## [Problem to solve]
Go through the material below and copy each line where the word "コートジボワール共和国" appears.

## [Data supplied]
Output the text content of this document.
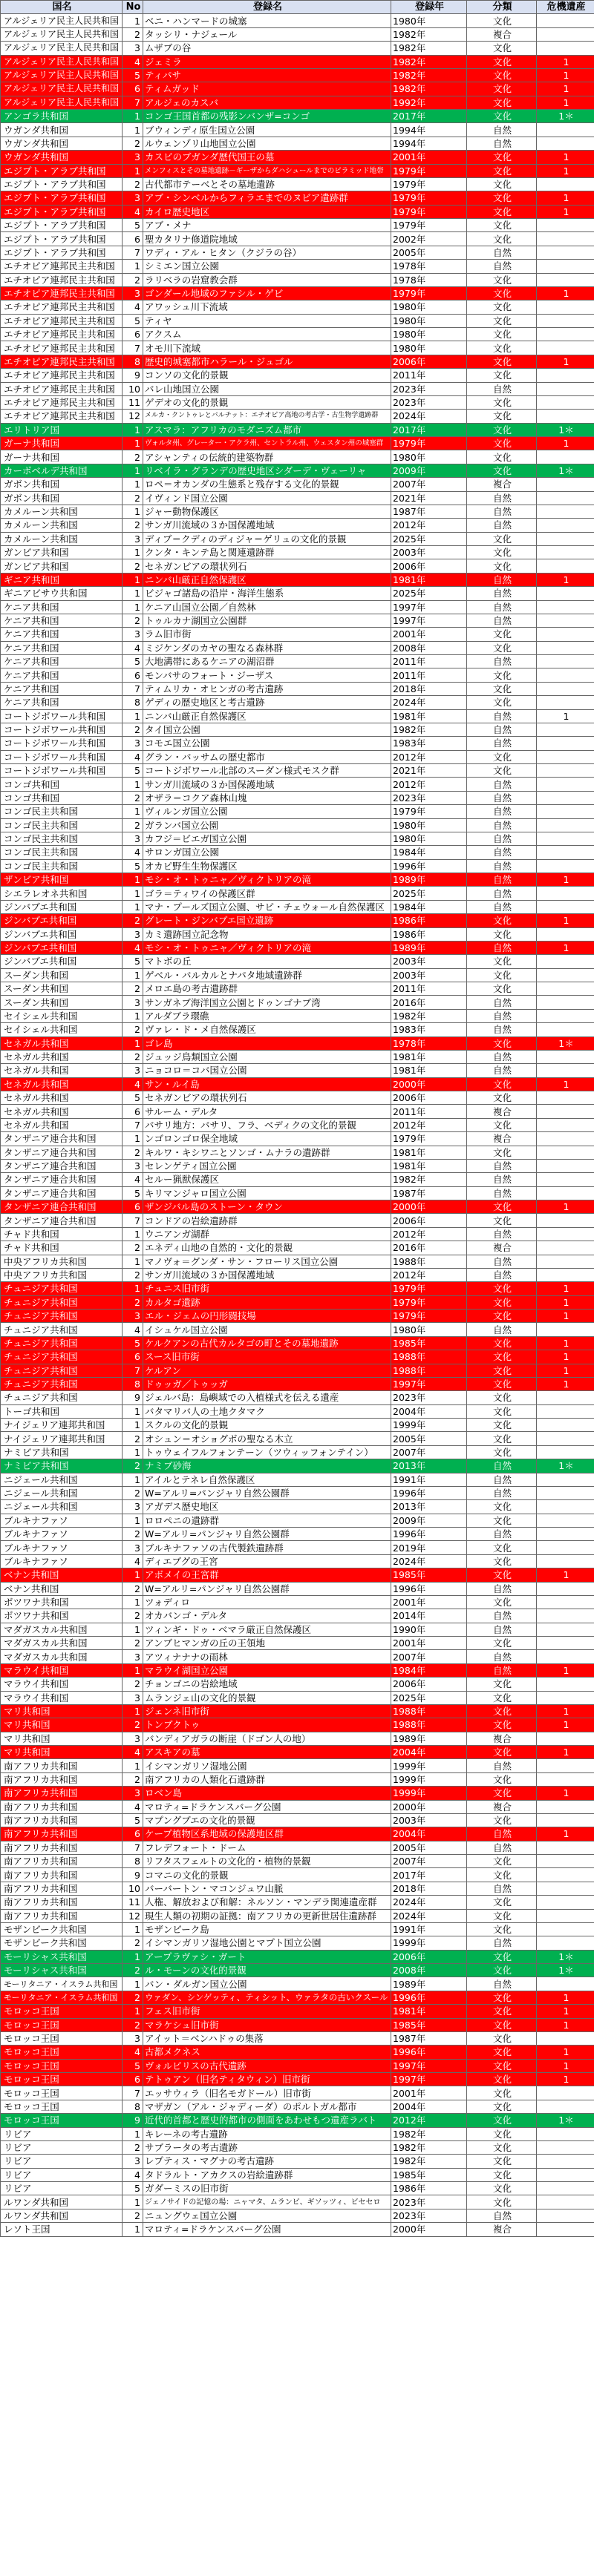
国名	No	登録名	登録年	分類	危機遺産
アルジェリア民主人民共和国	1	ベニ・ハンマードの城塞	1980年	文化	
アルジェリア民主人民共和国	2	タッシリ・ナジェール	1982年	複合	
アルジェリア民主人民共和国	3	ムザブの谷	1982年	文化	
アルジェリア民主人民共和国	4	ジェミラ	1982年	文化	1
アルジェリア民主人民共和国	5	ティパサ	1982年	文化	1
アルジェリア民主人民共和国	6	ティムガッド	1982年	文化	1
アルジェリア民主人民共和国	7	アルジェのカスバ	1992年	文化	1
アンゴラ共和国	1	コンゴ王国首都の残影ンバンザ=コンゴ	2017年	文化	1＊
ウガンダ共和国	1	ブウィンディ原生国立公園	1994年	自然	
ウガンダ共和国	2	ルウェンゾリ山地国立公園	1994年	自然	
ウガンダ共和国	3	カスビのブガンダ歴代国王の墓	2001年	文化	1
エジプト・アラブ共和国	1	メンフィスとその墓地遺跡－ギーザからダハシュールまでのピラミッド地帯	1979年	文化	1
エジプト・アラブ共和国	2	古代都市テーベとその墓地遺跡	1979年	文化	
エジプト・アラブ共和国	3	アブ・シンベルからフィラエまでのヌビア遺跡群	1979年	文化	1
エジプト・アラブ共和国	4	カイロ歴史地区	1979年	文化	1
エジプト・アラブ共和国	5	アブ・メナ	1979年	文化	
エジプト・アラブ共和国	6	聖カタリナ修道院地域	2002年	文化	
エジプト・アラブ共和国	7	ワディ・アル・ヒタン（クジラの谷）	2005年	自然	
エチオピア連邦民主共和国	1	シミエン国立公園	1978年	自然	
エチオピア連邦民主共和国	2	ラリベラの岩窟教会群	1978年	文化	
エチオピア連邦民主共和国	3	ゴンダール地域のファシル・ゲビ	1979年	文化	1
エチオピア連邦民主共和国	4	アワッシュ川下流域	1980年	文化	
エチオピア連邦民主共和国	5	ティヤ	1980年	文化	
エチオピア連邦民主共和国	6	アクスム	1980年	文化	
エチオピア連邦民主共和国	7	オモ川下流域	1980年	文化	
エチオピア連邦民主共和国	8	歴史的城塞都市ハラール・ジュゴル	2006年	文化	1
エチオピア連邦民主共和国	9	コンソの文化的景観	2011年	文化	
エチオピア連邦民主共和国	10	バレ山地国立公園	2023年	自然	
エチオピア連邦民主共和国	11	ゲデオの文化的景観	2023年	文化	
エチオピア連邦民主共和国	12	メルカ・クントゥレとバルチット：エチオピア高地の考古学・古生物学遺跡群	2024年	文化	
エリトリア国	1	アスマラ：アフリカのモダニズム都市	2017年	文化	1＊
ガーナ共和国	1	ヴォルタ州、グレーター・アクラ州、セントラル州、ウェスタン州の城塞群	1979年	文化	1
ガーナ共和国	2	アシャンティの伝統的建築物群	1980年	文化	
カーボベルデ共和国	1	リベイラ・グランデの歴史地区シダーデ・ヴェーリャ	2009年	文化	1＊
ガボン共和国	1	ロペ＝オカンダの生態系と残存する文化的景観	2007年	複合	
ガボン共和国	2	イヴィンド国立公園	2021年	自然	
カメルーン共和国	1	ジャー動物保護区	1987年	自然	
カメルーン共和国	2	サンガ川流域の３か国保護地域	2012年	自然	
カメルーン共和国	3	ディブ＝クディのディジャ＝ゲリュの文化的景観	2025年	文化	
ガンビア共和国	1	クンタ・キンテ島と関連遺跡群	2003年	文化	
ガンビア共和国	2	セネガンビアの環状列石	2006年	文化	
ギニア共和国	1	ニンバ山厳正自然保護区	1981年	自然	1
ギニアビサウ共和国	1	ビジャゴ諸島の沿岸・海洋生態系	2025年	自然	
ケニア共和国	1	ケニア山国立公園／自然林	1997年	自然	
ケニア共和国	2	トゥルカナ湖国立公園群	1997年	自然	
ケニア共和国	3	ラム旧市街	2001年	文化	
ケニア共和国	4	ミジケンダのカヤの聖なる森林群	2008年	文化	
ケニア共和国	5	大地溝帯にあるケニアの湖沼群	2011年	自然	
ケニア共和国	6	モンバサのフォート・ジーザス	2011年	文化	
ケニア共和国	7	ティムリカ・オヒンガの考古遺跡	2018年	文化	
ケニア共和国	8	ゲディの歴史地区と考古遺跡	2024年	文化	
コートジボワール共和国	1	ニンバ山厳正自然保護区	1981年	自然	1
コートジボワール共和国	2	タイ国立公園	1982年	自然	
コートジボワール共和国	3	コモエ国立公園	1983年	自然	
コートジボワール共和国	4	グラン・バッサムの歴史都市	2012年	文化	
コートジボワール共和国	5	コートジボワール北部のスーダン様式モスク群	2021年	文化	
コンゴ共和国	1	サンガ川流域の３か国保護地域	2012年	自然	
コンゴ共和国	2	オザラ＝コクア森林山塊	2023年	自然	
コンゴ民主共和国	1	ヴィルンガ国立公園	1979年	自然	
コンゴ民主共和国	2	ガランバ国立公園	1980年	自然	
コンゴ民主共和国	3	カフジ＝ビエガ国立公園	1980年	自然	
コンゴ民主共和国	4	サロンガ国立公園	1984年	自然	
コンゴ民主共和国	5	オカピ野生生物保護区	1996年	自然	
ザンビア共和国	1	モシ・オ・トゥニャ／ヴィクトリアの滝	1989年	自然	1
シエラレオネ共和国	1	ゴラ＝ティワイの保護区群	2025年	自然	
ジンバブエ共和国	1	マナ・プールズ国立公園、サピ・チェウォール自然保護区	1984年	自然	
ジンバブエ共和国	2	グレート・ジンバブエ国立遺跡	1986年	文化	1
ジンバブエ共和国	3	カミ遺跡国立記念物	1986年	文化	
ジンバブエ共和国	4	モシ・オ・トゥニャ／ヴィクトリアの滝	1989年	自然	1
ジンバブエ共和国	5	マトボの丘	2003年	文化	
スーダン共和国	1	ゲベル・バルカルとナパタ地域遺跡群	2003年	文化	
スーダン共和国	2	メロエ島の考古遺跡群	2011年	文化	
スーダン共和国	3	サンガネブ海洋国立公園とドゥンゴナブ湾	2016年	自然	
セイシェル共和国	1	アルダブラ環礁	1982年	自然	
セイシェル共和国	2	ヴァレ・ド・メ自然保護区	1983年	自然	
セネガル共和国	1	ゴレ島	1978年	文化	1＊
セネガル共和国	2	ジュッジ鳥類国立公園	1981年	自然	
セネガル共和国	3	ニョコロ＝コバ国立公園	1981年	自然	
セネガル共和国	4	サン・ルイ島	2000年	文化	1
セネガル共和国	5	セネガンビアの環状列石	2006年	文化	
セネガル共和国	6	サルーム・デルタ	2011年	複合	
セネガル共和国	7	バサリ地方：バサリ、フラ、ベディクの文化的景観	2012年	文化	
タンザニア連合共和国	1	ンゴロンゴロ保全地域	1979年	複合	
タンザニア連合共和国	2	キルワ・キシワニとソンゴ・ムナラの遺跡群	1981年	文化	
タンザニア連合共和国	3	セレンゲティ国立公園	1981年	自然	
タンザニア連合共和国	4	セルー猟獣保護区	1982年	自然	
タンザニア連合共和国	5	キリマンジャロ国立公園	1987年	自然	
タンザニア連合共和国	6	ザンジバル島のストーン・タウン	2000年	文化	1
タンザニア連合共和国	7	コンドアの岩絵遺跡群	2006年	文化	
チャド共和国	1	ウニアンガ湖群	2012年	自然	
チャド共和国	2	エネディ山地の自然的・文化的景観	2016年	複合	
中央アフリカ共和国	1	マノヴォ＝グンダ・サン・フローリス国立公園	1988年	自然	
中央アフリカ共和国	2	サンガ川流域の３か国保護地域	2012年	自然	
チュニジア共和国	1	チュニス旧市街	1979年	文化	1
チュニジア共和国	2	カルタゴ遺跡	1979年	文化	1
チュニジア共和国	3	エル・ジェムの円形闘技場	1979年	文化	1
チュニジア共和国	4	イシュケル国立公園	1980年	自然	
チュニジア共和国	5	ケルクアンの古代カルタゴの町とその墓地遺跡	1985年	文化	1
チュニジア共和国	6	スース旧市街	1988年	文化	1
チュニジア共和国	7	ケルアン	1988年	文化	1
チュニジア共和国	8	ドゥッガ／トゥッガ	1997年	文化	1
チュニジア共和国	9	ジェルバ島：島嶼域での入植様式を伝える遺産	2023年	文化	
トーゴ共和国	1	バタマリバ人の土地クタマク	2004年	文化	
ナイジェリア連邦共和国	1	スクルの文化的景観	1999年	文化	
ナイジェリア連邦共和国	2	オシュン＝オショグボの聖なる木立	2005年	文化	
ナミビア共和国	1	トゥウェイフルフォンテーン（ツウィッフォンテイン）	2007年	文化	
ナミビア共和国	2	ナミブ砂海	2013年	自然	1＊
ニジェール共和国	1	アイルとテネレ自然保護区	1991年	自然	
ニジェール共和国	2	W=アルリ=パンジャリ自然公園群	1996年	自然	
ニジェール共和国	3	アガデス歴史地区	2013年	文化	
ブルキナファソ	1	ロロペニの遺跡群	2009年	文化	
ブルキナファソ	2	W=アルリ=パンジャリ自然公園群	1996年	自然	
ブルキナファソ	3	ブルキナファソの古代製鉄遺跡群	2019年	文化	
ブルキナファソ	4	ディエブグの王宮	2024年	文化	
ベナン共和国	1	アボメイの王宮群	1985年	文化	1
ベナン共和国	2	W=アルリ=パンジャリ自然公園群	1996年	自然	
ボツワナ共和国	1	ツォディロ	2001年	文化	
ボツワナ共和国	2	オカバンゴ・デルタ	2014年	自然	
マダガスカル共和国	1	ツィンギ・ドゥ・ベマラ厳正自然保護区	1990年	自然	
マダガスカル共和国	2	アンブヒマンガの丘の王領地	2001年	文化	
マダガスカル共和国	3	アツィナナナの雨林	2007年	自然	
マラウイ共和国	1	マラウイ湖国立公園	1984年	自然	1
マラウイ共和国	2	チョンゴニの岩絵地域	2006年	文化	
マラウイ共和国	3	ムランジェ山の文化的景観	2025年	文化	
マリ共和国	1	ジェンネ旧市街	1988年	文化	1
マリ共和国	2	トンブクトゥ	1988年	文化	1
マリ共和国	3	バンディアガラの断崖（ドゴン人の地）	1989年	複合	
マリ共和国	4	アスキアの墓	2004年	文化	1
南アフリカ共和国	1	イシマンガリソ湿地公園	1999年	自然	
南アフリカ共和国	2	南アフリカの人類化石遺跡群	1999年	文化	
南アフリカ共和国	3	ロベン島	1999年	文化	1
南アフリカ共和国	4	マロティ=ドラケンスバーグ公園	2000年	複合	
南アフリカ共和国	5	マプングブエの文化的景観	2003年	文化	
南アフリカ共和国	6	ケープ植物区系地域の保護地区群	2004年	自然	1
南アフリカ共和国	7	フレデフォート・ドーム	2005年	自然	
南アフリカ共和国	8	リフタスフェルトの文化的・植物的景観	2007年	文化	
南アフリカ共和国	9	コマニの文化的景観	2017年	文化	
南アフリカ共和国	10	バーバートン・マコンジュワ山脈	2018年	自然	
南アフリカ共和国	11	人権、解放および和解：ネルソン・マンデラ関連遺産群	2024年	文化	
南アフリカ共和国	12	現生人類の初期の証拠：南アフリカの更新世居住遺跡群	2024年	文化	
モザンビーク共和国	1	モザンビーク島	1991年	文化	
モザンビーク共和国	2	イシマンガリソ湿地公園とマプト国立公園	1999年	自然	
モーリシャス共和国	1	アープラヴァシ・ガート	2006年	文化	1＊
モーリシャス共和国	2	ル・モーンの文化的景観	2008年	文化	1＊
モーリタニア・イスラム共和国	1	バン・ダルガン国立公園	1989年	自然	
モーリタニア・イスラム共和国	2	ウァダン、シンゲッティ、ティシット、ウァラタの古いクスール	1996年	文化	1
モロッコ王国	1	フェス旧市街	1981年	文化	1
モロッコ王国	2	マラケシュ旧市街	1985年	文化	1
モロッコ王国	3	アイット＝ベンハドゥの集落	1987年	文化	
モロッコ王国	4	古都メクネス	1996年	文化	1
モロッコ王国	5	ヴォルビリスの古代遺跡	1997年	文化	1
モロッコ王国	6	テトゥアン（旧名ティタウィン）旧市街	1997年	文化	1
モロッコ王国	7	エッサウィラ（旧名モガドール）旧市街	2001年	文化	
モロッコ王国	8	マザガン（アル・ジャディーダ）のポルトガル都市	2004年	文化	
モロッコ王国	9	近代的首都と歴史的都市の側面をあわせもつ遺産ラバト	2012年	文化	1＊
リビア	1	キレーネの考古遺跡	1982年	文化	
リビア	2	サブラータの考古遺跡	1982年	文化	
リビア	3	レプティス・マグナの考古遺跡	1982年	文化	
リビア	4	タドラルト・アカクスの岩絵遺跡群	1985年	文化	
リビア	5	ガダーミスの旧市街	1986年	文化	
ルワンダ共和国	1	ジェノサイドの記憶の場：ニャマタ、ムランビ、ギソッツィ、ビセセロ	2023年	文化	
ルワンダ共和国	2	ニュングウェ国立公園	2023年	自然	
レソト王国	1	マロティ=ドラケンスバーグ公園	2000年	複合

## [Solution]
コートジボワール共和国	1	ニンバ山厳正自然保護区	1981年	自然	1
コートジボワール共和国	2	タイ国立公園	1982年	自然	
コートジボワール共和国	3	コモエ国立公園	1983年	自然	
コートジボワール共和国	4	グラン・バッサムの歴史都市	2012年	文化	
コートジボワール共和国	5	コートジボワール北部のスーダン様式モスク群	2021年	文化	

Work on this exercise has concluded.